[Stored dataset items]
(begin)
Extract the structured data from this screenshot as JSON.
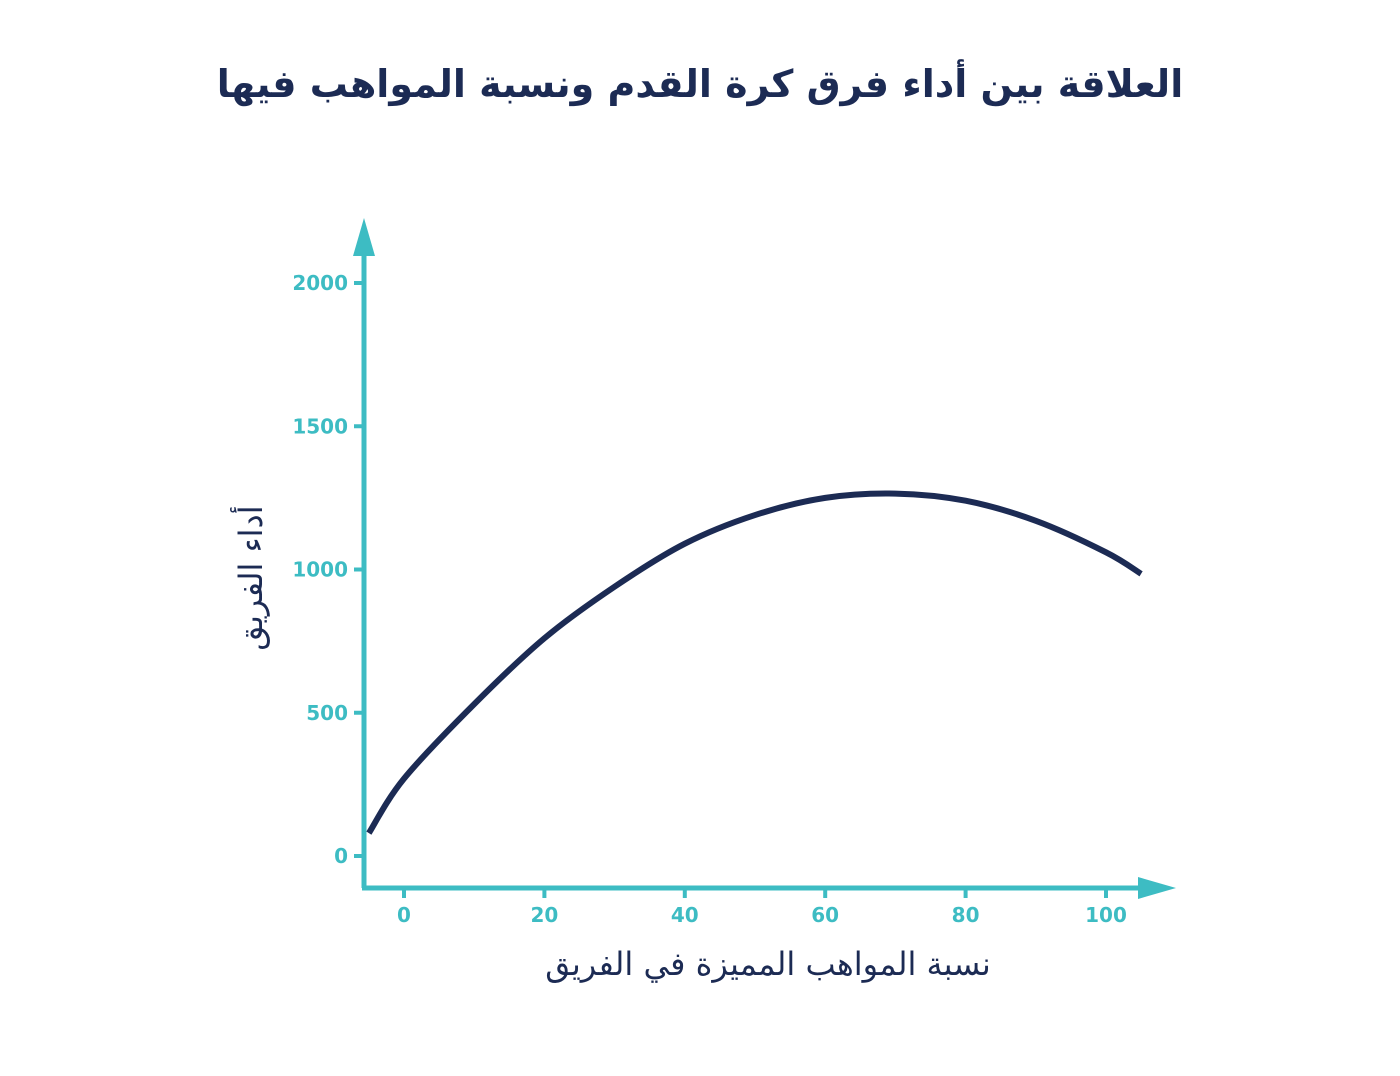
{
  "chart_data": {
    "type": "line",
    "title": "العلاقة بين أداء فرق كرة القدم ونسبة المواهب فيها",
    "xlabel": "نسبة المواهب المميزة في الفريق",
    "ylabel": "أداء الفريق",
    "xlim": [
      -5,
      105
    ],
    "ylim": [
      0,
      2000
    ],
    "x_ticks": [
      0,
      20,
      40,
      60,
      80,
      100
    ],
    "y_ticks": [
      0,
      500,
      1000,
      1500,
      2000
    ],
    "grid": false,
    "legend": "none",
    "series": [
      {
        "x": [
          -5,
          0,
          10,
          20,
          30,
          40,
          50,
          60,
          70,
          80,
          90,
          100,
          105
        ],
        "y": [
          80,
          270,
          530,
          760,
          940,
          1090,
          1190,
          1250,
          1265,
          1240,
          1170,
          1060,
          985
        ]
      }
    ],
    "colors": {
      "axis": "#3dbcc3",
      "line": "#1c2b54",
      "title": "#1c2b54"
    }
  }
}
(end)
- Short problem:
Copy out all of the material exactly as written, without its pictures.

- Solution to this task:
Extract the structured data from this screenshot as JSON.
{
  "chart_data": {
    "type": "line",
    "title": "العلاقة بين أداء فرق كرة القدم ونسبة المواهب فيها",
    "xlabel": "نسبة المواهب المميزة في الفريق",
    "ylabel": "أداء الفريق",
    "xlim": [
      -5,
      105
    ],
    "ylim": [
      0,
      2000
    ],
    "x_ticks": [
      0,
      20,
      40,
      60,
      80,
      100
    ],
    "y_ticks": [
      0,
      500,
      1000,
      1500,
      2000
    ],
    "grid": false,
    "legend": "none",
    "series": [
      {
        "x": [
          -5,
          0,
          10,
          20,
          30,
          40,
          50,
          60,
          70,
          80,
          90,
          100,
          105
        ],
        "y": [
          80,
          270,
          530,
          760,
          940,
          1090,
          1190,
          1250,
          1265,
          1240,
          1170,
          1060,
          985
        ]
      }
    ],
    "colors": {
      "axis": "#3dbcc3",
      "line": "#1c2b54",
      "title": "#1c2b54"
    }
  }
}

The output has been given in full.